### Extracted data
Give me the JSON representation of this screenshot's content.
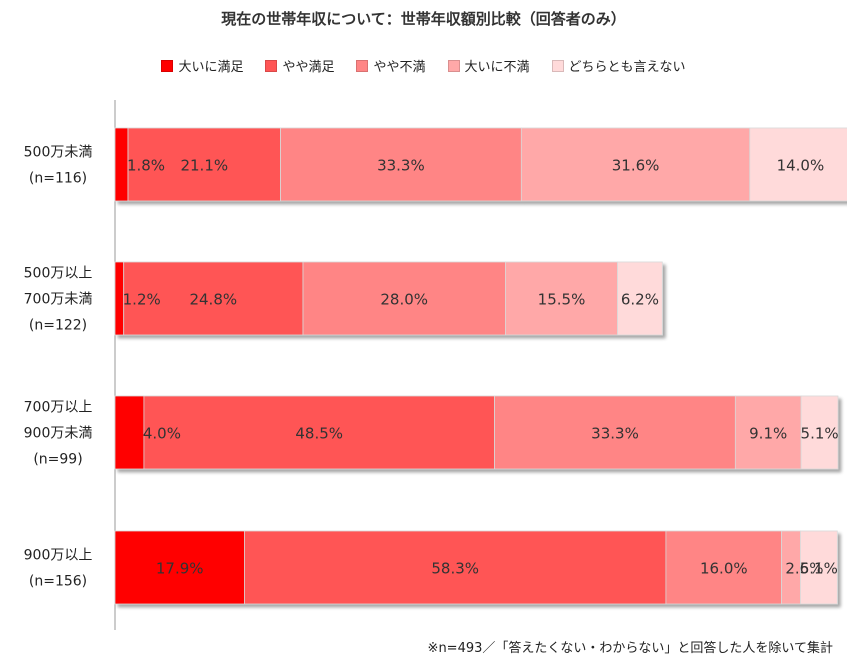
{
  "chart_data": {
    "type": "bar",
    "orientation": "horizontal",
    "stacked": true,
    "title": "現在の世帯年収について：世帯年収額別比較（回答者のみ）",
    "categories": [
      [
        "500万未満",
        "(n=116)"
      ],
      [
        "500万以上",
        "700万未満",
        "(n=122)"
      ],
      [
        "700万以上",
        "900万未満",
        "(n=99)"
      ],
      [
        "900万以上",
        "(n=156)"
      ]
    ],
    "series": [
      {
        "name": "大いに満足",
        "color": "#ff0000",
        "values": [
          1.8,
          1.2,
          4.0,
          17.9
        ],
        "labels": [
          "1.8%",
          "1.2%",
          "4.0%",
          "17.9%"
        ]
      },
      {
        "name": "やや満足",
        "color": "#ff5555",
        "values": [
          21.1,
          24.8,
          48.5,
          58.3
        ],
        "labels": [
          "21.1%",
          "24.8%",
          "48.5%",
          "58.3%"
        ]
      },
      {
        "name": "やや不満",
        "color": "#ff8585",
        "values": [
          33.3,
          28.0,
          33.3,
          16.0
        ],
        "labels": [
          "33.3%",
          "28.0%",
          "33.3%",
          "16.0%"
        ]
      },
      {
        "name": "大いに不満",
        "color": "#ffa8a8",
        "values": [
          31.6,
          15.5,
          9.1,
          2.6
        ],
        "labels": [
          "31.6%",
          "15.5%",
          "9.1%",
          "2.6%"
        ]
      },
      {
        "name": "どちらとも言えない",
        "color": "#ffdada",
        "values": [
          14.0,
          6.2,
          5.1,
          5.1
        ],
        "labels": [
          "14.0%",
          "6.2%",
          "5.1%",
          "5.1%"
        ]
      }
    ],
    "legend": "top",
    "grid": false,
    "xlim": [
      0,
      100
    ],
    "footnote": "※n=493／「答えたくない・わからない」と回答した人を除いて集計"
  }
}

==

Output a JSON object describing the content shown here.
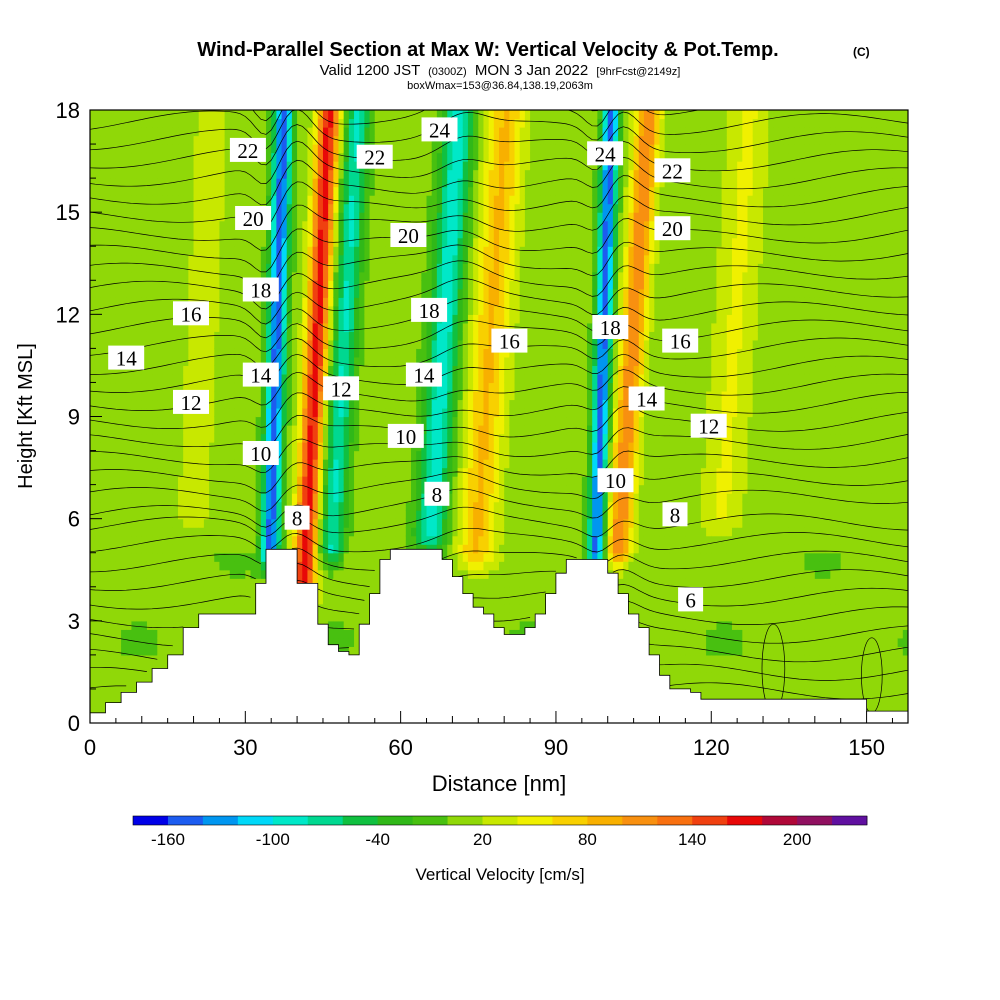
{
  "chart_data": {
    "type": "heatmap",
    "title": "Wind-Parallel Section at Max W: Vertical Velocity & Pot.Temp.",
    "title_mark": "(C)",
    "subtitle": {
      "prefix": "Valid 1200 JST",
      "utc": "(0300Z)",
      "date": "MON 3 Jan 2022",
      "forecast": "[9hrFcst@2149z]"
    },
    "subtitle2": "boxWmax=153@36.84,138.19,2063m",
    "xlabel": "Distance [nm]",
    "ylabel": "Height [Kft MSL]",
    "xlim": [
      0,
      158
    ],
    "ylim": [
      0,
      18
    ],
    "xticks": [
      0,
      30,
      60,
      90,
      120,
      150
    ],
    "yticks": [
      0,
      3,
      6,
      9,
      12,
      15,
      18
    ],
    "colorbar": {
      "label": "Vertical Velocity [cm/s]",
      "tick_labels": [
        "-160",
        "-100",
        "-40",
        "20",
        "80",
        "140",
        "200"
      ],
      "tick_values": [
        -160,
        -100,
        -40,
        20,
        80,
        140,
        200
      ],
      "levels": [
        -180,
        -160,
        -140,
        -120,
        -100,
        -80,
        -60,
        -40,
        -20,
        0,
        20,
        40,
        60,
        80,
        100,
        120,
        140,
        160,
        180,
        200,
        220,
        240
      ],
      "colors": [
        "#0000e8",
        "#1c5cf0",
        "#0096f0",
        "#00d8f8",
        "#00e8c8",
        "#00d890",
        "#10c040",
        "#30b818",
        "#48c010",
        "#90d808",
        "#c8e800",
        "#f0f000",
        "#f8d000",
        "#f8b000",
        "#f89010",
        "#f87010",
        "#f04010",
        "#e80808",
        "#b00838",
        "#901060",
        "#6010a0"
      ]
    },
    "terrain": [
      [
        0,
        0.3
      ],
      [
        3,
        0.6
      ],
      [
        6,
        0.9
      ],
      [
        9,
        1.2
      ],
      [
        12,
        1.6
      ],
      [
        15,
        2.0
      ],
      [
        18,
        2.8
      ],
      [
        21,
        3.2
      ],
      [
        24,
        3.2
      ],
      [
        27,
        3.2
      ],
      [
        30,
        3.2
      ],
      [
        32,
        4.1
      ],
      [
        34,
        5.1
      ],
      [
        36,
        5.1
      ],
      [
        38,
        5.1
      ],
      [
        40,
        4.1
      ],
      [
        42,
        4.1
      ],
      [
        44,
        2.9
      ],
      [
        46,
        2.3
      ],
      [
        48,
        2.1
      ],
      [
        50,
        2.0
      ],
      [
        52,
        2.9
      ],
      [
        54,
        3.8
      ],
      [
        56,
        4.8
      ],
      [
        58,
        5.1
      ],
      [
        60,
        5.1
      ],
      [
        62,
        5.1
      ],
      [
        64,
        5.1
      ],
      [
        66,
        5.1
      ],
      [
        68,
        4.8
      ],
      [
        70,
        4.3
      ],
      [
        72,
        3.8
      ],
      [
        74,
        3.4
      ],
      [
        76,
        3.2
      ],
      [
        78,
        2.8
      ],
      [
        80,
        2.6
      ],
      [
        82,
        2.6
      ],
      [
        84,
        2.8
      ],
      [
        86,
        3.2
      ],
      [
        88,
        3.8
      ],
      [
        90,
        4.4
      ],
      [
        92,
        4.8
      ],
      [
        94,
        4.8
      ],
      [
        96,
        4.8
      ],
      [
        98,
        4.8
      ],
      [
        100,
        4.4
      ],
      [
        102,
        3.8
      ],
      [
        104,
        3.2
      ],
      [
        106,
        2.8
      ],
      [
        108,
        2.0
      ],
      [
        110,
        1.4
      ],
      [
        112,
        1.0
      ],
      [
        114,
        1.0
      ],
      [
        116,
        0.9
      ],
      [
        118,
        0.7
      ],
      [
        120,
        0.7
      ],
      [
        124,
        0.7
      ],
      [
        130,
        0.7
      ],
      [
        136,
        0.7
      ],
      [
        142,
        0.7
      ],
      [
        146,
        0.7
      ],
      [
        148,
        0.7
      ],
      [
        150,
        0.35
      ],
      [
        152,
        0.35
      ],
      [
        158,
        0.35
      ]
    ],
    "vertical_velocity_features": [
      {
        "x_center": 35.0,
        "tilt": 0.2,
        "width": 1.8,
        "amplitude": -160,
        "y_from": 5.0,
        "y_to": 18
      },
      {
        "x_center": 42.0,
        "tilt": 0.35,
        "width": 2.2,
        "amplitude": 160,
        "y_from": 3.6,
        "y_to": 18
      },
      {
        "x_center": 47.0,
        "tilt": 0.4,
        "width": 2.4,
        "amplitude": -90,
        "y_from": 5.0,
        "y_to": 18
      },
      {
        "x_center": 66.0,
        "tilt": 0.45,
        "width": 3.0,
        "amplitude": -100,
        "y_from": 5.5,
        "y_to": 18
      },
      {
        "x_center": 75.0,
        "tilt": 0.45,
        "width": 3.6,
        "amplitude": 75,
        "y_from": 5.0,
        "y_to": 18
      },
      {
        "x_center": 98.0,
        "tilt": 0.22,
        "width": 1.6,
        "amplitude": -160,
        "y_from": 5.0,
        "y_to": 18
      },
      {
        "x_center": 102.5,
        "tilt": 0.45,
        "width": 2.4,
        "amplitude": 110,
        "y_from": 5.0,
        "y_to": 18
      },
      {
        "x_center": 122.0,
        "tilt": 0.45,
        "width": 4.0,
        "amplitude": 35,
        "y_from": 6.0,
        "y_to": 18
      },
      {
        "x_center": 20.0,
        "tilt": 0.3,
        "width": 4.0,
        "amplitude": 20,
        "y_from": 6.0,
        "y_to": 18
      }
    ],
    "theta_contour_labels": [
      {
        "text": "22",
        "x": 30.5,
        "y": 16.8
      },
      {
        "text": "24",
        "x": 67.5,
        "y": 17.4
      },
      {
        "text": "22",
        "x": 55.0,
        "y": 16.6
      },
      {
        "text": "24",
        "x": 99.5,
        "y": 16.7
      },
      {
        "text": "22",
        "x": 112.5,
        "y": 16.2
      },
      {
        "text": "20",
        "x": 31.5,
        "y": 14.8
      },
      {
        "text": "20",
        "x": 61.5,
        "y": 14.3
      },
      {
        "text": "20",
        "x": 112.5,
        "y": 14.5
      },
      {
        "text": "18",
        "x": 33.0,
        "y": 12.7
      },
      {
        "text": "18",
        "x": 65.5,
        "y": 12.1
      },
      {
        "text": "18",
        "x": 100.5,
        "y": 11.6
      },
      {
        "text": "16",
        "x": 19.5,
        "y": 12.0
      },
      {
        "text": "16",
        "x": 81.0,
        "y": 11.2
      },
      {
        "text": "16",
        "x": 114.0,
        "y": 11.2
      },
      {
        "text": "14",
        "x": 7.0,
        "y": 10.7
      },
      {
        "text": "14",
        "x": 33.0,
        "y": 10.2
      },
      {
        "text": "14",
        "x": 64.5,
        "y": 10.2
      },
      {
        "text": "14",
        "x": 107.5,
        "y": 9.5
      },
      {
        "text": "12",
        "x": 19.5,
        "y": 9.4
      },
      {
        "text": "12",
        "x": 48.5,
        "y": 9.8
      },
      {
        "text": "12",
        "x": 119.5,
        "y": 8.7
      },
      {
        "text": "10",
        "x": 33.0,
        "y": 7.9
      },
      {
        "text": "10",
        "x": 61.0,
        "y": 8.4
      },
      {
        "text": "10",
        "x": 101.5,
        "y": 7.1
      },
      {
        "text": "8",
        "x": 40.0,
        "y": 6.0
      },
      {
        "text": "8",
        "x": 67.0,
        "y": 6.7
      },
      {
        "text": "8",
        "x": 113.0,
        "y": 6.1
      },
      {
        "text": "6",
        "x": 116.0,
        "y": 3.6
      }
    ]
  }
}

### Given task
How many of the lines in the listing above hold the word "width"? Report only that figure.

### Solution for this problem
9